:: Exercise input
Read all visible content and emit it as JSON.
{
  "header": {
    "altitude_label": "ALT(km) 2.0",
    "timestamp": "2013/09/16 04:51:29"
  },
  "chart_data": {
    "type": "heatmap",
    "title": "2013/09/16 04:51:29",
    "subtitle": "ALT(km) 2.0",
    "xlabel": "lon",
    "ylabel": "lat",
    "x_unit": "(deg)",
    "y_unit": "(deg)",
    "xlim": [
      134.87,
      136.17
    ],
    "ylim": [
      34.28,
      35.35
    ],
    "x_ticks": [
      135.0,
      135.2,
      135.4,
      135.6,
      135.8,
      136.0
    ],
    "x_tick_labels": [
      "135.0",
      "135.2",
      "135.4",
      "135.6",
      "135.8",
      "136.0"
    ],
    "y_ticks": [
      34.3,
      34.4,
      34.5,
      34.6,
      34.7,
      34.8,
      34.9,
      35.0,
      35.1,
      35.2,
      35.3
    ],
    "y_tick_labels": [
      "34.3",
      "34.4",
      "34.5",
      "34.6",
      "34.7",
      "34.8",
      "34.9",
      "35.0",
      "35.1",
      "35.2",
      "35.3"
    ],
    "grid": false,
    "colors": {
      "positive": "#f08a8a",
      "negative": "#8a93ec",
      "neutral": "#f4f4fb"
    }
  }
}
::::
Retype the records in full. Keep every line identical to the original.

Read all visible content and emit it as JSON.
{
  "header": {
    "altitude_label": "ALT(km) 2.0",
    "timestamp": "2013/09/16 04:51:29"
  },
  "chart_data": {
    "type": "heatmap",
    "title": "2013/09/16 04:51:29",
    "subtitle": "ALT(km) 2.0",
    "xlabel": "lon",
    "ylabel": "lat",
    "x_unit": "(deg)",
    "y_unit": "(deg)",
    "xlim": [
      134.87,
      136.17
    ],
    "ylim": [
      34.28,
      35.35
    ],
    "x_ticks": [
      135.0,
      135.2,
      135.4,
      135.6,
      135.8,
      136.0
    ],
    "x_tick_labels": [
      "135.0",
      "135.2",
      "135.4",
      "135.6",
      "135.8",
      "136.0"
    ],
    "y_ticks": [
      34.3,
      34.4,
      34.5,
      34.6,
      34.7,
      34.8,
      34.9,
      35.0,
      35.1,
      35.2,
      35.3
    ],
    "y_tick_labels": [
      "34.3",
      "34.4",
      "34.5",
      "34.6",
      "34.7",
      "34.8",
      "34.9",
      "35.0",
      "35.1",
      "35.2",
      "35.3"
    ],
    "grid": false,
    "colors": {
      "positive": "#f08a8a",
      "negative": "#8a93ec",
      "neutral": "#f4f4fb"
    }
  }
}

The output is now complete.